*Exercise prompt*. What number of lines in the material contain the word "Figure"? Give that number alone.

*Data provided*.
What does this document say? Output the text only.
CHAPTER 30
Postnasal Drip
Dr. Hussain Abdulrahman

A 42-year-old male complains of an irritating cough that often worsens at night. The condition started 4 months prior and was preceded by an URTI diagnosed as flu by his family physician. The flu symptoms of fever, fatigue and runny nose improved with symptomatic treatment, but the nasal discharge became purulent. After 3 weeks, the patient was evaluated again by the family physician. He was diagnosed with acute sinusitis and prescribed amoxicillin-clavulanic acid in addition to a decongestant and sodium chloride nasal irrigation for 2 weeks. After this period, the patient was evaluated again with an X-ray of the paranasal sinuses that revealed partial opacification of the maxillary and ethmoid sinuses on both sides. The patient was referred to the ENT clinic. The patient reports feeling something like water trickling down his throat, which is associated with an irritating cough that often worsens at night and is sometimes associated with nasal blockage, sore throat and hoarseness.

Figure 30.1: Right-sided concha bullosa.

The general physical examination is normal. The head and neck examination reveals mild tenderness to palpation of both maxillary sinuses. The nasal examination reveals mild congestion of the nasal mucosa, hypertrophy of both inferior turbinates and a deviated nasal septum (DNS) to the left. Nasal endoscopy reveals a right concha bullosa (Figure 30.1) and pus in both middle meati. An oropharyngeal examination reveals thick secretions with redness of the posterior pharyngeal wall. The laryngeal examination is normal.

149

* * *

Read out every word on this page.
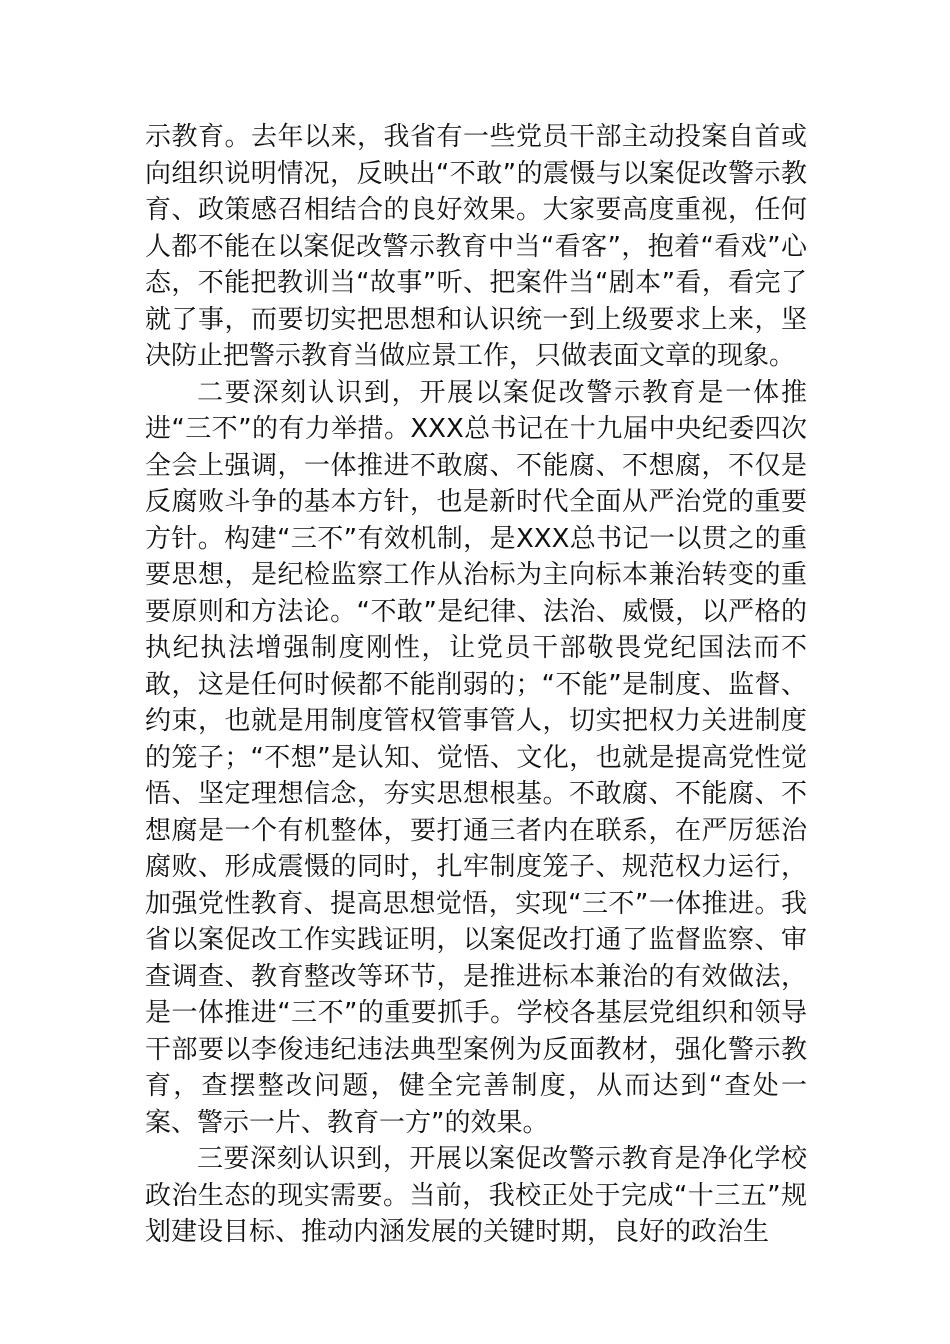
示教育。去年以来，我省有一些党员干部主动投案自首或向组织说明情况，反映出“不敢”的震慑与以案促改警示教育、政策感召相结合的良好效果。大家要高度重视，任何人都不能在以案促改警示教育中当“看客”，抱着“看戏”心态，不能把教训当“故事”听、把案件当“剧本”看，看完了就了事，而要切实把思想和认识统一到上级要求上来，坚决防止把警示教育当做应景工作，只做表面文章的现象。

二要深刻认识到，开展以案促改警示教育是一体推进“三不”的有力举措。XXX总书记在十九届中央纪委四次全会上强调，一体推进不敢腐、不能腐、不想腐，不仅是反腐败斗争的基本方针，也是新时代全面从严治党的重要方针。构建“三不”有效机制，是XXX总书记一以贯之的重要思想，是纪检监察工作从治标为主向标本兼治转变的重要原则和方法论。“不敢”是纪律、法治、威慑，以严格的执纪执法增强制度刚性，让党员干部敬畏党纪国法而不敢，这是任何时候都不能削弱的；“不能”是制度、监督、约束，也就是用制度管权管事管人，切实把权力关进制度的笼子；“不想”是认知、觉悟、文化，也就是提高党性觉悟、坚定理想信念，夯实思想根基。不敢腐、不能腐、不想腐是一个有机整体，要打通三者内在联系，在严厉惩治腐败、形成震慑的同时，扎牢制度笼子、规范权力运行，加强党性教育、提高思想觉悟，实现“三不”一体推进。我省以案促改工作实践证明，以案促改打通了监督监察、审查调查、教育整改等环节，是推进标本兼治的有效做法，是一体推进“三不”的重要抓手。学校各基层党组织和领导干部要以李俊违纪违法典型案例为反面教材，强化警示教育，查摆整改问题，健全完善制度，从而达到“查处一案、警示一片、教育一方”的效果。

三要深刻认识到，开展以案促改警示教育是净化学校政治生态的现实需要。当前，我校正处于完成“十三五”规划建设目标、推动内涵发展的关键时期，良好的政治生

*Exercise response*. 2